• **Written exercise**
Retype exactly the lines from the line with "Read this page and output its text content." to the end of the data, keeping both boundary lines.

• **Exercise inputs**
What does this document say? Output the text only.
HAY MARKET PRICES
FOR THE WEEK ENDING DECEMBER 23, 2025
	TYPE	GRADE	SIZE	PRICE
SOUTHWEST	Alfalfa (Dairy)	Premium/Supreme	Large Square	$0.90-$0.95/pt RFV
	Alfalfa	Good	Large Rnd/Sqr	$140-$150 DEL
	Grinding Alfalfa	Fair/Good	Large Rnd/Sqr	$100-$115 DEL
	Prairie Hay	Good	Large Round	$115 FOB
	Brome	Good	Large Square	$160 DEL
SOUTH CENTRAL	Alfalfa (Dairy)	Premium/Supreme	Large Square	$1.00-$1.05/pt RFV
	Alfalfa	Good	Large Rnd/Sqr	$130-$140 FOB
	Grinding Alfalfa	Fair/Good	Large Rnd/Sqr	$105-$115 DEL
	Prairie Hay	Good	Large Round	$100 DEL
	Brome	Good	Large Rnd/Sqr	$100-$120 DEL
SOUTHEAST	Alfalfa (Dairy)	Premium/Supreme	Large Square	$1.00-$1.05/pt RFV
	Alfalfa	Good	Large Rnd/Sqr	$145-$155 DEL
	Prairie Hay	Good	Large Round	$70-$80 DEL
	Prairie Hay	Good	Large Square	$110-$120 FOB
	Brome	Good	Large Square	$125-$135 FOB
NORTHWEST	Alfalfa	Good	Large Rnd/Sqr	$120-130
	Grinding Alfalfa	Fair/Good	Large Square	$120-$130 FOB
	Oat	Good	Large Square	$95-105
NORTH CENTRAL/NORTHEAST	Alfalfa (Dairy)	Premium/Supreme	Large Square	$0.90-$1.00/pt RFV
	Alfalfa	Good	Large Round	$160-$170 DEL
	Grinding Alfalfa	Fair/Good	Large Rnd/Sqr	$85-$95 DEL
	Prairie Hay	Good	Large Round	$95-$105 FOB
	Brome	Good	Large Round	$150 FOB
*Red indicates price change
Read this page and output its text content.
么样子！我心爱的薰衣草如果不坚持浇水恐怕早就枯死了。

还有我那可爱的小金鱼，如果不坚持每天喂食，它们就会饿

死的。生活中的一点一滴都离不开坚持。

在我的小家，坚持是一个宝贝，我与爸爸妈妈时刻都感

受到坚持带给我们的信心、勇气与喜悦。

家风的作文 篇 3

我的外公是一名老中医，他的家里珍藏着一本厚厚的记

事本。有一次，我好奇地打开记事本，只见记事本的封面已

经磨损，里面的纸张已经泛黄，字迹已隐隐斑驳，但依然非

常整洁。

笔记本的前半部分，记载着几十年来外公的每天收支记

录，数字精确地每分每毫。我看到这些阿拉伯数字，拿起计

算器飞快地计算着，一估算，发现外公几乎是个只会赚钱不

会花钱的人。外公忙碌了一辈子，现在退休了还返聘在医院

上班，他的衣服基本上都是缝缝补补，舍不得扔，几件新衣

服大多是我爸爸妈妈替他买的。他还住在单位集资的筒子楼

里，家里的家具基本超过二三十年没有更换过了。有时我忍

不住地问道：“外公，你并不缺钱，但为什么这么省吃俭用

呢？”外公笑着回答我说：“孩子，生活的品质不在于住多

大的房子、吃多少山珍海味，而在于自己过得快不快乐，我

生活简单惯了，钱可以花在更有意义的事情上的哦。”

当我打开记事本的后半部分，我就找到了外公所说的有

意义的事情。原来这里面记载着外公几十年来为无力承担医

• **Final result**
Read this page and output its text content.
么样子！我心爱的薰衣草如果不坚持浇水恐怕早就枯死了。

还有我那可爱的小金鱼，如果不坚持每天喂食，它们就会饿

死的。生活中的一点一滴都离不开坚持。

在我的小家，坚持是一个宝贝，我与爸爸妈妈时刻都感

受到坚持带给我们的信心、勇气与喜悦。

家风的作文 篇 3

我的外公是一名老中医，他的家里珍藏着一本厚厚的记

事本。有一次，我好奇地打开记事本，只见记事本的封面已

经磨损，里面的纸张已经泛黄，字迹已隐隐斑驳，但依然非

常整洁。

笔记本的前半部分，记载着几十年来外公的每天收支记

录，数字精确地每分每毫。我看到这些阿拉伯数字，拿起计

算器飞快地计算着，一估算，发现外公几乎是个只会赚钱不

会花钱的人。外公忙碌了一辈子，现在退休了还返聘在医院

上班，他的衣服基本上都是缝缝补补，舍不得扔，几件新衣

服大多是我爸爸妈妈替他买的。他还住在单位集资的筒子楼

里，家里的家具基本超过二三十年没有更换过了。有时我忍

不住地问道：“外公，你并不缺钱，但为什么这么省吃俭用

呢？”外公笑着回答我说：“孩子，生活的品质不在于住多

大的房子、吃多少山珍海味，而在于自己过得快不快乐，我

生活简单惯了，钱可以花在更有意义的事情上的哦。”

当我打开记事本的后半部分，我就找到了外公所说的有

意义的事情。原来这里面记载着外公几十年来为无力承担医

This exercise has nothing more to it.